Figure dataset records
§ §

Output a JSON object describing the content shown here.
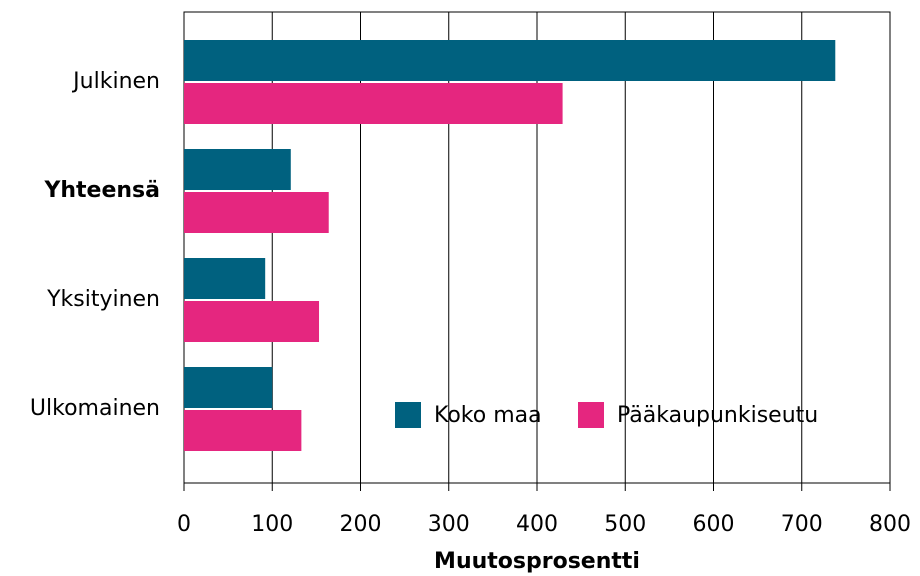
{
  "chart_data": {
    "type": "bar",
    "orientation": "horizontal",
    "xlabel": "Muutosprosentti",
    "categories": [
      "Julkinen",
      "Yhteensä",
      "Yksityinen",
      "Ulkomainen"
    ],
    "series": [
      {
        "name": "Koko maa",
        "color": "#00617f",
        "values": [
          738,
          121,
          92,
          100
        ]
      },
      {
        "name": "Pääkaupunkiseutu",
        "color": "#e5267f",
        "values": [
          429,
          164,
          153,
          133
        ]
      }
    ],
    "xlim": [
      0,
      800
    ],
    "xticks": [
      0,
      100,
      200,
      300,
      400,
      500,
      600,
      700,
      800
    ],
    "grid": true,
    "legend": "lower right"
  }
}
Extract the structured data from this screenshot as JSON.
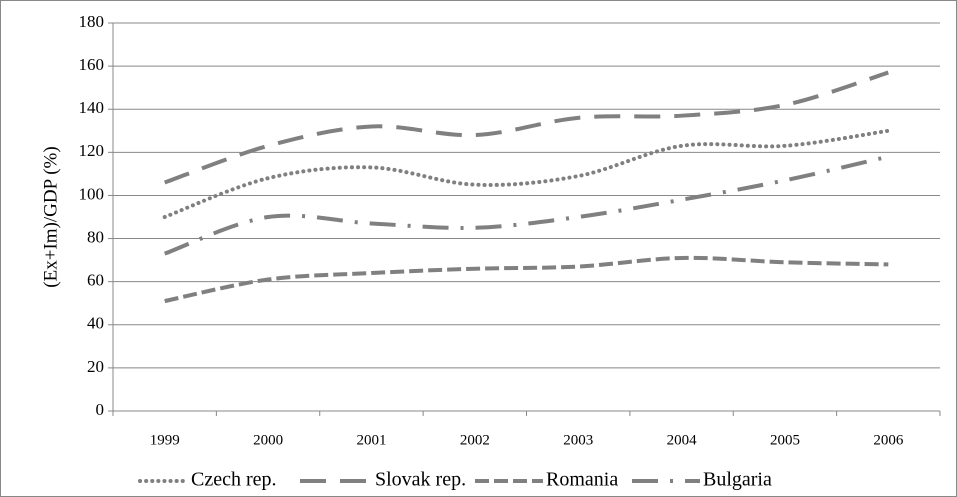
{
  "chart_data": {
    "type": "line",
    "y_label": "(Ex+Im)/GDP (%)",
    "categories": [
      "1999",
      "2000",
      "2001",
      "2002",
      "2003",
      "2004",
      "2005",
      "2006"
    ],
    "series": [
      {
        "name": "Czech rep.",
        "color": "#808080",
        "style": "dotted",
        "values": [
          90,
          108,
          113,
          105,
          109,
          123,
          123,
          130
        ]
      },
      {
        "name": "Slovak rep.",
        "color": "#808080",
        "style": "long-dash",
        "values": [
          106,
          123,
          132,
          128,
          136,
          137,
          142,
          157
        ]
      },
      {
        "name": "Romania",
        "color": "#808080",
        "style": "dash",
        "values": [
          51,
          61,
          64,
          66,
          67,
          71,
          69,
          68
        ]
      },
      {
        "name": "Bulgaria",
        "color": "#808080",
        "style": "dash-dot",
        "values": [
          73,
          90,
          87,
          85,
          90,
          98,
          107,
          118
        ]
      }
    ],
    "ylim": [
      0,
      180
    ],
    "yticks": [
      0,
      20,
      40,
      60,
      80,
      100,
      120,
      140,
      160,
      180
    ],
    "grid": true,
    "legend": "bottom"
  }
}
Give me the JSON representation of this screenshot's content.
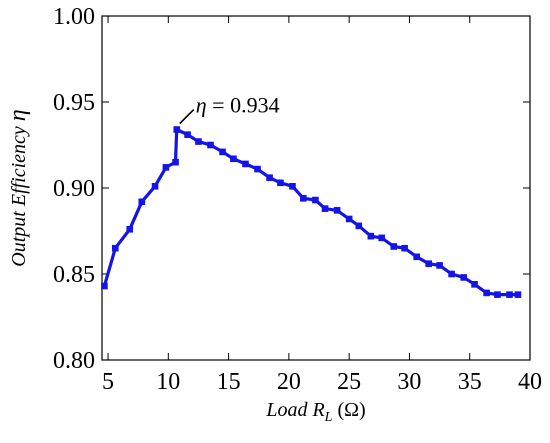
{
  "chart_data": {
    "type": "line",
    "xlabel": {
      "main": "Load R",
      "sub": "L",
      "unit": "(Ω)"
    },
    "ylabel": {
      "main": "Output Efficiency",
      "symbol": "η"
    },
    "xlim": [
      4.5,
      40
    ],
    "ylim": [
      0.8,
      1.0
    ],
    "x_ticks": [
      5,
      10,
      15,
      20,
      25,
      30,
      35,
      40
    ],
    "y_ticks": [
      0.8,
      0.85,
      0.9,
      0.95,
      1.0
    ],
    "x_tick_labels": [
      "5",
      "10",
      "15",
      "20",
      "25",
      "30",
      "35",
      "40"
    ],
    "y_tick_labels": [
      "0.80",
      "0.85",
      "0.90",
      "0.95",
      "1.00"
    ],
    "grid": false,
    "series": [
      {
        "color": "#1414e6",
        "marker": "square",
        "x": [
          4.7,
          5.6,
          6.8,
          7.8,
          8.9,
          9.8,
          10.6,
          10.7,
          11.6,
          12.5,
          13.5,
          14.5,
          15.4,
          16.4,
          17.4,
          18.4,
          19.3,
          20.3,
          21.2,
          22.2,
          23.0,
          24.0,
          25.0,
          25.8,
          26.8,
          27.7,
          28.7,
          29.6,
          30.6,
          31.6,
          32.5,
          33.5,
          34.5,
          35.4,
          36.4,
          37.3,
          38.3,
          39.0
        ],
        "y": [
          0.843,
          0.865,
          0.876,
          0.892,
          0.901,
          0.912,
          0.915,
          0.934,
          0.931,
          0.927,
          0.925,
          0.921,
          0.917,
          0.914,
          0.911,
          0.906,
          0.903,
          0.901,
          0.894,
          0.893,
          0.888,
          0.887,
          0.882,
          0.878,
          0.872,
          0.871,
          0.866,
          0.865,
          0.86,
          0.856,
          0.855,
          0.85,
          0.848,
          0.844,
          0.839,
          0.838,
          0.838,
          0.838
        ]
      }
    ],
    "annotations": [
      {
        "symbol": "η",
        "text": "= 0.934",
        "x": 10.7,
        "y": 0.934
      }
    ]
  }
}
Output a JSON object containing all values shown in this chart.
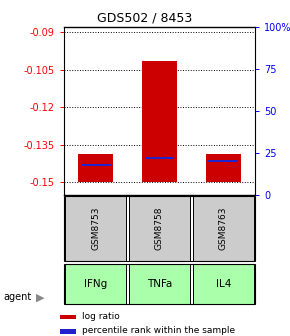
{
  "title": "GDS502 / 8453",
  "samples": [
    "GSM8753",
    "GSM8758",
    "GSM8763"
  ],
  "agents": [
    "IFNg",
    "TNFa",
    "IL4"
  ],
  "log_ratios": [
    -0.1385,
    -0.1015,
    -0.1385
  ],
  "percentile_ranks": [
    18,
    22,
    20
  ],
  "ylim_left": [
    -0.155,
    -0.088
  ],
  "yticks_left": [
    -0.15,
    -0.135,
    -0.12,
    -0.105,
    -0.09
  ],
  "ytick_labels_left": [
    "-0.15",
    "-0.135",
    "-0.12",
    "-0.105",
    "-0.09"
  ],
  "ylim_right": [
    0,
    100
  ],
  "yticks_right": [
    0,
    25,
    50,
    75,
    100
  ],
  "ytick_labels_right": [
    "0",
    "25",
    "50",
    "75",
    "100%"
  ],
  "bar_color": "#cc0000",
  "percentile_color": "#2222cc",
  "sample_box_color": "#cccccc",
  "agent_color": "#aaffaa",
  "legend_items": [
    "log ratio",
    "percentile rank within the sample"
  ],
  "legend_colors": [
    "#cc0000",
    "#2222cc"
  ],
  "bar_width": 0.55,
  "baseline": -0.15
}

§ §

In the records above, find the line containing "Output a JSON object containing". Reproduce it and every line after it through the last line, omitting pictures.

Output a JSON object containing all values shown in this chart.
{
  "title": "GDS502 / 8453",
  "samples": [
    "GSM8753",
    "GSM8758",
    "GSM8763"
  ],
  "agents": [
    "IFNg",
    "TNFa",
    "IL4"
  ],
  "log_ratios": [
    -0.1385,
    -0.1015,
    -0.1385
  ],
  "percentile_ranks": [
    18,
    22,
    20
  ],
  "ylim_left": [
    -0.155,
    -0.088
  ],
  "yticks_left": [
    -0.15,
    -0.135,
    -0.12,
    -0.105,
    -0.09
  ],
  "ytick_labels_left": [
    "-0.15",
    "-0.135",
    "-0.12",
    "-0.105",
    "-0.09"
  ],
  "ylim_right": [
    0,
    100
  ],
  "yticks_right": [
    0,
    25,
    50,
    75,
    100
  ],
  "ytick_labels_right": [
    "0",
    "25",
    "50",
    "75",
    "100%"
  ],
  "bar_color": "#cc0000",
  "percentile_color": "#2222cc",
  "sample_box_color": "#cccccc",
  "agent_color": "#aaffaa",
  "legend_items": [
    "log ratio",
    "percentile rank within the sample"
  ],
  "legend_colors": [
    "#cc0000",
    "#2222cc"
  ],
  "bar_width": 0.55,
  "baseline": -0.15
}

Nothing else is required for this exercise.